* _THE TASK_: Copy the records below line for line, with no changes.

* _DATA SECTION_:

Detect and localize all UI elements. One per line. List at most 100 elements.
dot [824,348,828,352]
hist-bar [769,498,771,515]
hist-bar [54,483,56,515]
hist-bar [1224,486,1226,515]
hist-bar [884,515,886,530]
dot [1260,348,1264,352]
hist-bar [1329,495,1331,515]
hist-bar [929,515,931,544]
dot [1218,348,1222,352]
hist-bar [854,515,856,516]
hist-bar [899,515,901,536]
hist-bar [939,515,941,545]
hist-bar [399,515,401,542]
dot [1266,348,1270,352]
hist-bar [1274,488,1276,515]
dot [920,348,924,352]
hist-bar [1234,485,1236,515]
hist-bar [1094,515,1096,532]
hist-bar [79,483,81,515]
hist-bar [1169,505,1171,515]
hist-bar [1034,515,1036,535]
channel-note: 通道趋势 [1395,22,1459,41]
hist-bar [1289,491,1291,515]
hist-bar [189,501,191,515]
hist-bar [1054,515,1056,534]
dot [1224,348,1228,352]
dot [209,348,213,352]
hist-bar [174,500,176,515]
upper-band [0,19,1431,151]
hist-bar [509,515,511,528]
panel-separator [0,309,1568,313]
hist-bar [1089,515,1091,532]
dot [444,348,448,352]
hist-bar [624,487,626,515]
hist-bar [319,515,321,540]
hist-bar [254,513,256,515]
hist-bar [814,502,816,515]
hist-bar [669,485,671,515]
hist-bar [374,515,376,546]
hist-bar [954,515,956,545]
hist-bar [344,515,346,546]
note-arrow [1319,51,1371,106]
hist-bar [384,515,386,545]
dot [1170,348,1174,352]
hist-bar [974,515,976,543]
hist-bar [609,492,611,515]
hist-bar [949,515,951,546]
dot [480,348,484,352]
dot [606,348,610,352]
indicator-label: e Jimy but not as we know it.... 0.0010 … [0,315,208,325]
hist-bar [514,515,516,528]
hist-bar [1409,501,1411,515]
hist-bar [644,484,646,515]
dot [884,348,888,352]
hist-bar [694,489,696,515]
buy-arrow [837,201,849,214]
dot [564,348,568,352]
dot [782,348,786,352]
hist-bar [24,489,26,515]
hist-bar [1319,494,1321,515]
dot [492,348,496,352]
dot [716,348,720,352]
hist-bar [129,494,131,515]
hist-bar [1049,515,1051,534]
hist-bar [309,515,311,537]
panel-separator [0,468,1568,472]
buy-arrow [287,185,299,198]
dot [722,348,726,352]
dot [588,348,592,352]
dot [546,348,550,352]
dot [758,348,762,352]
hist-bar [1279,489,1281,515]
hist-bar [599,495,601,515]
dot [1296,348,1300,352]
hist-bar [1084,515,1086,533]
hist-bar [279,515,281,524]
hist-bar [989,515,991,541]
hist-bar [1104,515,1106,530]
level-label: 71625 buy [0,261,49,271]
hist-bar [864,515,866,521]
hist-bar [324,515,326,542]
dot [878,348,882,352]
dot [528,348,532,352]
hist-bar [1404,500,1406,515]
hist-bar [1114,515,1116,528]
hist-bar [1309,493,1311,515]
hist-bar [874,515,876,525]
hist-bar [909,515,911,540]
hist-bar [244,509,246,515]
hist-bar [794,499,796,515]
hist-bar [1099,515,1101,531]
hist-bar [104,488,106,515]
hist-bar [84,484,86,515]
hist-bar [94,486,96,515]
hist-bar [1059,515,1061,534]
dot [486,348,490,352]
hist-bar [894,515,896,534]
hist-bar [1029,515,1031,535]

* _ANSWER TO THE PROBLEM_:
Detect and localize all UI elements. One per line. List at most 100 elements.
dot [824,348,828,352]
hist-bar [769,498,771,515]
hist-bar [54,483,56,515]
hist-bar [1224,486,1226,515]
hist-bar [884,515,886,530]
dot [1260,348,1264,352]
hist-bar [1329,495,1331,515]
hist-bar [929,515,931,544]
dot [1218,348,1222,352]
hist-bar [854,515,856,516]
hist-bar [899,515,901,536]
hist-bar [939,515,941,545]
hist-bar [399,515,401,542]
dot [1266,348,1270,352]
hist-bar [1274,488,1276,515]
dot [920,348,924,352]
hist-bar [1234,485,1236,515]
hist-bar [1094,515,1096,532]
hist-bar [79,483,81,515]
hist-bar [1169,505,1171,515]
hist-bar [1034,515,1036,535]
channel-note: 通道趋势 [1395,22,1459,41]
hist-bar [1289,491,1291,515]
hist-bar [189,501,191,515]
hist-bar [1054,515,1056,534]
dot [1224,348,1228,352]
dot [209,348,213,352]
hist-bar [174,500,176,515]
upper-band [0,19,1431,151]
hist-bar [509,515,511,528]
panel-separator [0,309,1568,313]
hist-bar [1089,515,1091,532]
dot [444,348,448,352]
hist-bar [624,487,626,515]
hist-bar [319,515,321,540]
hist-bar [254,513,256,515]
hist-bar [814,502,816,515]
hist-bar [669,485,671,515]
hist-bar [374,515,376,546]
hist-bar [954,515,956,545]
hist-bar [344,515,346,546]
note-arrow [1319,51,1371,106]
hist-bar [384,515,386,545]
dot [1170,348,1174,352]
hist-bar [974,515,976,543]
hist-bar [609,492,611,515]
hist-bar [949,515,951,546]
dot [480,348,484,352]
dot [606,348,610,352]
indicator-label: e Jimy but not as we know it.... 0.0010 … [0,315,208,325]
hist-bar [514,515,516,528]
hist-bar [1409,501,1411,515]
hist-bar [644,484,646,515]
dot [884,348,888,352]
hist-bar [694,489,696,515]
buy-arrow [837,201,849,214]
dot [564,348,568,352]
dot [782,348,786,352]
hist-bar [24,489,26,515]
hist-bar [1319,494,1321,515]
dot [492,348,496,352]
dot [716,348,720,352]
hist-bar [129,494,131,515]
hist-bar [1049,515,1051,534]
hist-bar [309,515,311,537]
panel-separator [0,468,1568,472]
buy-arrow [287,185,299,198]
dot [722,348,726,352]
dot [588,348,592,352]
dot [546,348,550,352]
dot [758,348,762,352]
hist-bar [1279,489,1281,515]
hist-bar [599,495,601,515]
dot [1296,348,1300,352]
hist-bar [1084,515,1086,533]
hist-bar [279,515,281,524]
hist-bar [989,515,991,541]
hist-bar [1104,515,1106,530]
level-label: 71625 buy [0,261,49,271]
hist-bar [864,515,866,521]
hist-bar [324,515,326,542]
dot [878,348,882,352]
dot [528,348,532,352]
hist-bar [1404,500,1406,515]
hist-bar [1114,515,1116,528]
hist-bar [1309,493,1311,515]
hist-bar [874,515,876,525]
hist-bar [909,515,911,540]
hist-bar [244,509,246,515]
hist-bar [794,499,796,515]
hist-bar [1099,515,1101,531]
hist-bar [104,488,106,515]
hist-bar [84,484,86,515]
hist-bar [94,486,96,515]
hist-bar [1059,515,1061,534]
dot [486,348,490,352]
hist-bar [894,515,896,534]
hist-bar [1029,515,1031,535]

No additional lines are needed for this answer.